**Task prompt**
Transcribe the material word for word, but without the images.

◆ ◆ ◆ ◆ ◆

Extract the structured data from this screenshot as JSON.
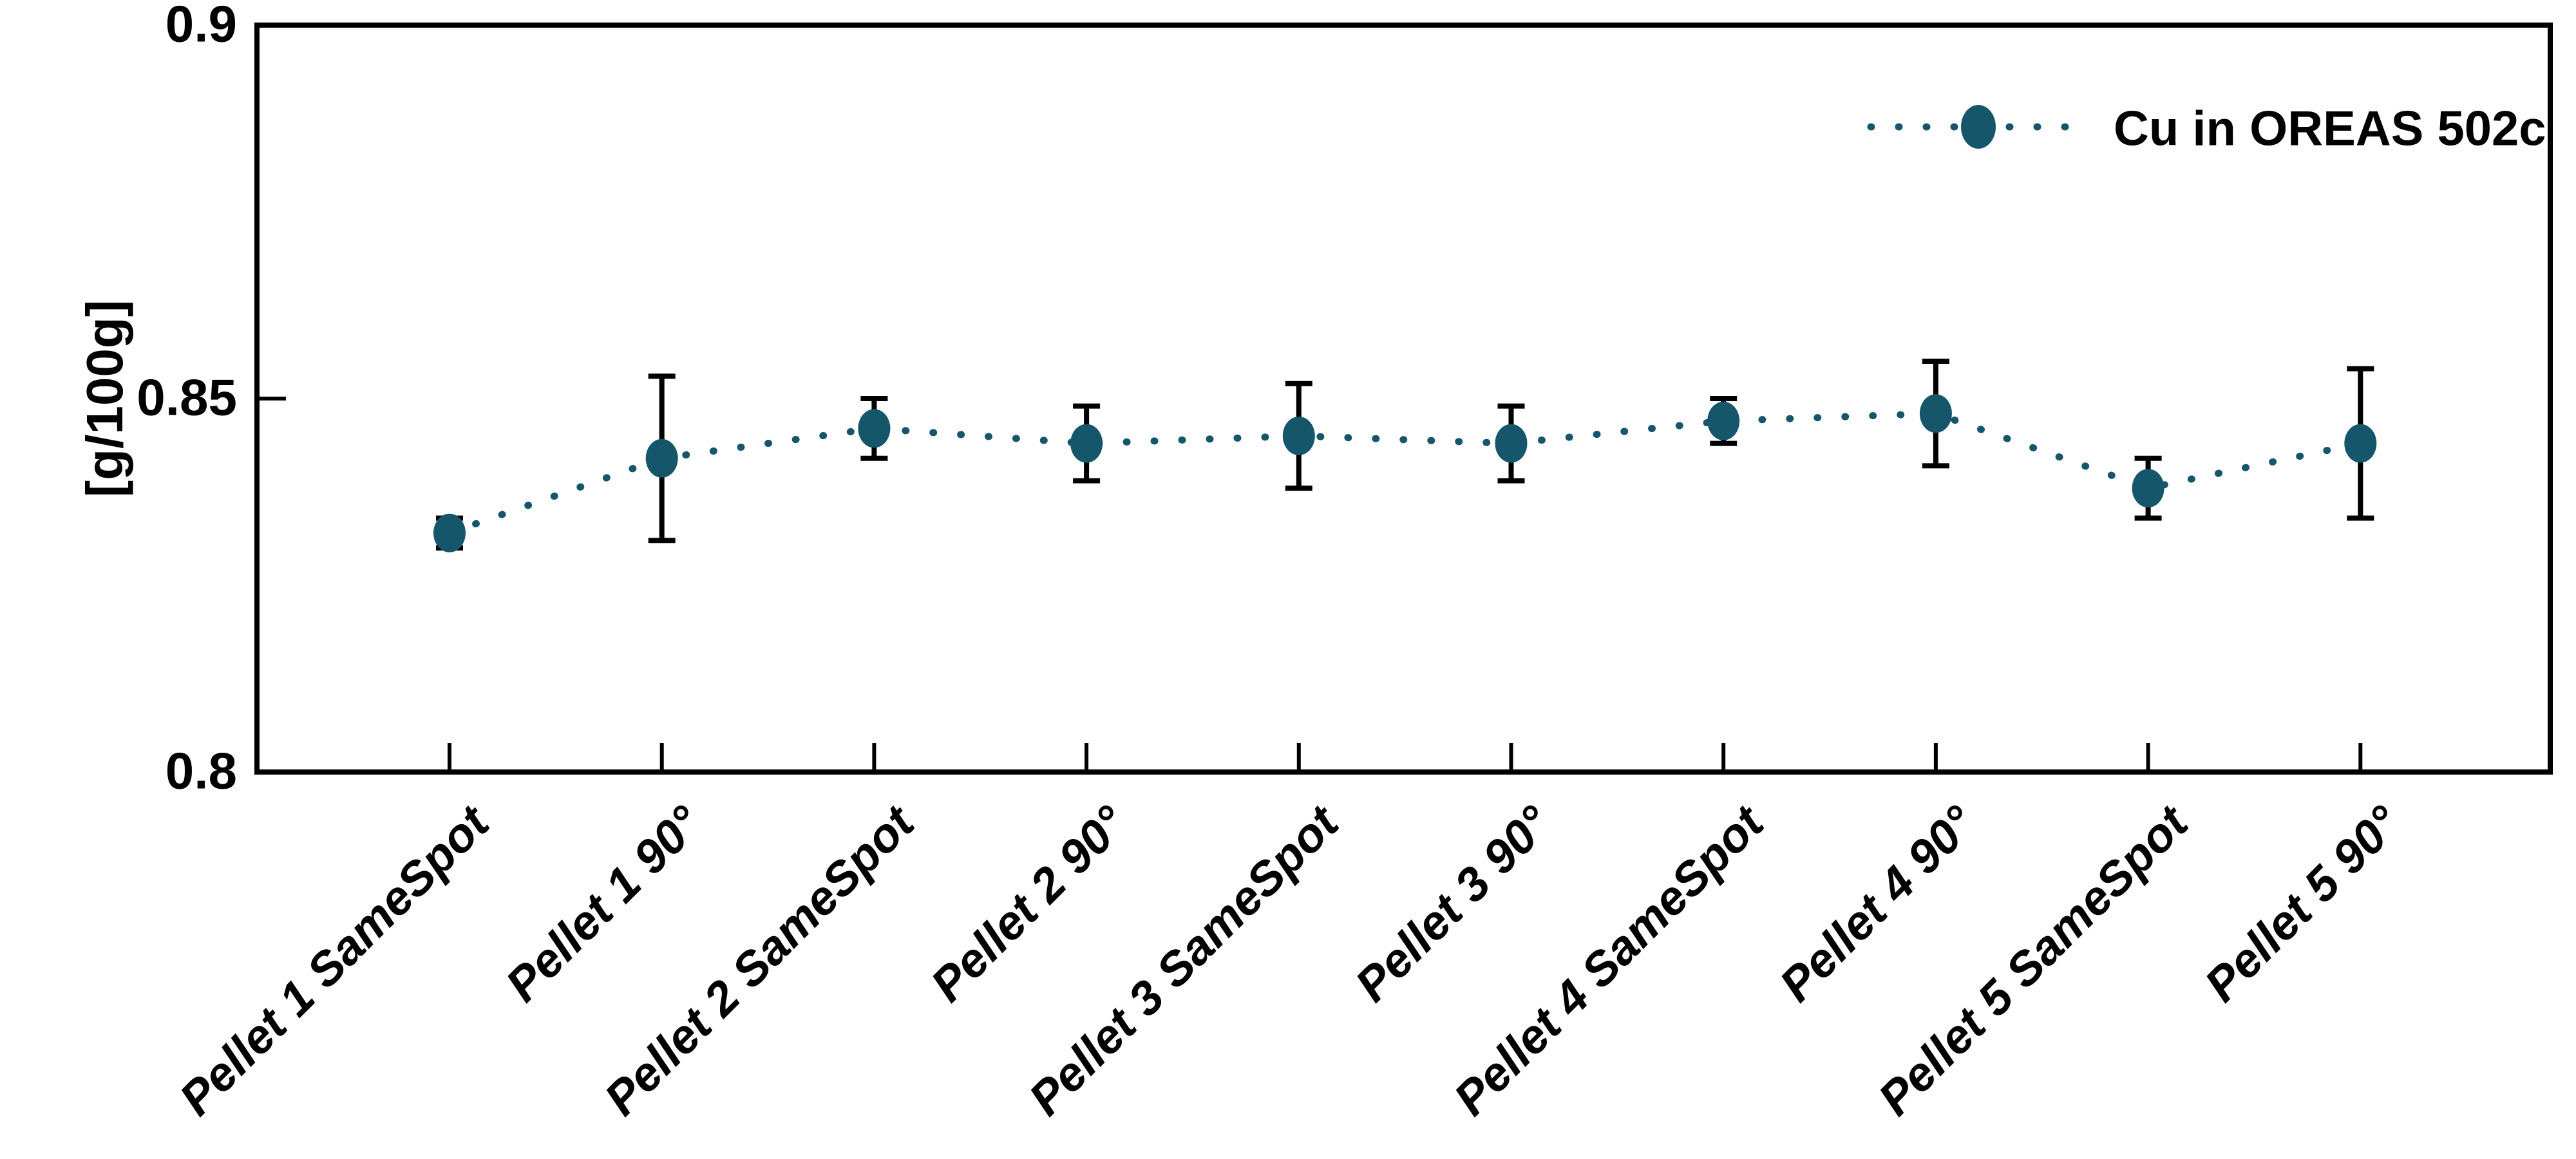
{
  "chart_data": {
    "type": "line",
    "subtype": "scatter-with-errorbars",
    "title": "",
    "xlabel": "",
    "ylabel": "[g/100g]",
    "ylim": [
      0.8,
      0.9
    ],
    "yticks": [
      {
        "value": 0.9,
        "label": "0.9"
      },
      {
        "value": 0.85,
        "label": "0.85"
      },
      {
        "value": 0.8,
        "label": "0.8"
      }
    ],
    "grid": false,
    "legend_position": "upper right",
    "line_style": "dotted",
    "marker": "circle",
    "categories": [
      "Pellet 1 SameSpot",
      "Pellet 1 90°",
      "Pellet 2 SameSpot",
      "Pellet 2 90°",
      "Pellet 3 SameSpot",
      "Pellet 3 90°",
      "Pellet 4 SameSpot",
      "Pellet 4 90°",
      "Pellet 5 SameSpot",
      "Pellet 5 90°"
    ],
    "series": [
      {
        "name": "Cu in OREAS 502c",
        "values": [
          0.832,
          0.842,
          0.846,
          0.844,
          0.845,
          0.844,
          0.847,
          0.848,
          0.838,
          0.844
        ],
        "errors": [
          0.002,
          0.011,
          0.004,
          0.005,
          0.007,
          0.005,
          0.003,
          0.007,
          0.004,
          0.01
        ]
      }
    ],
    "colors": {
      "series": "#16566a",
      "errorbar": "#000000",
      "axis": "#000000",
      "background": "#ffffff"
    }
  }
}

◆ ◆ ◆ ◆ ◆

**Exercise output**
Extract the structured data from this screenshot as JSON.
{
  "chart_data": {
    "type": "line",
    "subtype": "scatter-with-errorbars",
    "title": "",
    "xlabel": "",
    "ylabel": "[g/100g]",
    "ylim": [
      0.8,
      0.9
    ],
    "yticks": [
      {
        "value": 0.9,
        "label": "0.9"
      },
      {
        "value": 0.85,
        "label": "0.85"
      },
      {
        "value": 0.8,
        "label": "0.8"
      }
    ],
    "grid": false,
    "legend_position": "upper right",
    "line_style": "dotted",
    "marker": "circle",
    "categories": [
      "Pellet 1 SameSpot",
      "Pellet 1 90°",
      "Pellet 2 SameSpot",
      "Pellet 2 90°",
      "Pellet 3 SameSpot",
      "Pellet 3 90°",
      "Pellet 4 SameSpot",
      "Pellet 4 90°",
      "Pellet 5 SameSpot",
      "Pellet 5 90°"
    ],
    "series": [
      {
        "name": "Cu in OREAS 502c",
        "values": [
          0.832,
          0.842,
          0.846,
          0.844,
          0.845,
          0.844,
          0.847,
          0.848,
          0.838,
          0.844
        ],
        "errors": [
          0.002,
          0.011,
          0.004,
          0.005,
          0.007,
          0.005,
          0.003,
          0.007,
          0.004,
          0.01
        ]
      }
    ],
    "colors": {
      "series": "#16566a",
      "errorbar": "#000000",
      "axis": "#000000",
      "background": "#ffffff"
    }
  }
}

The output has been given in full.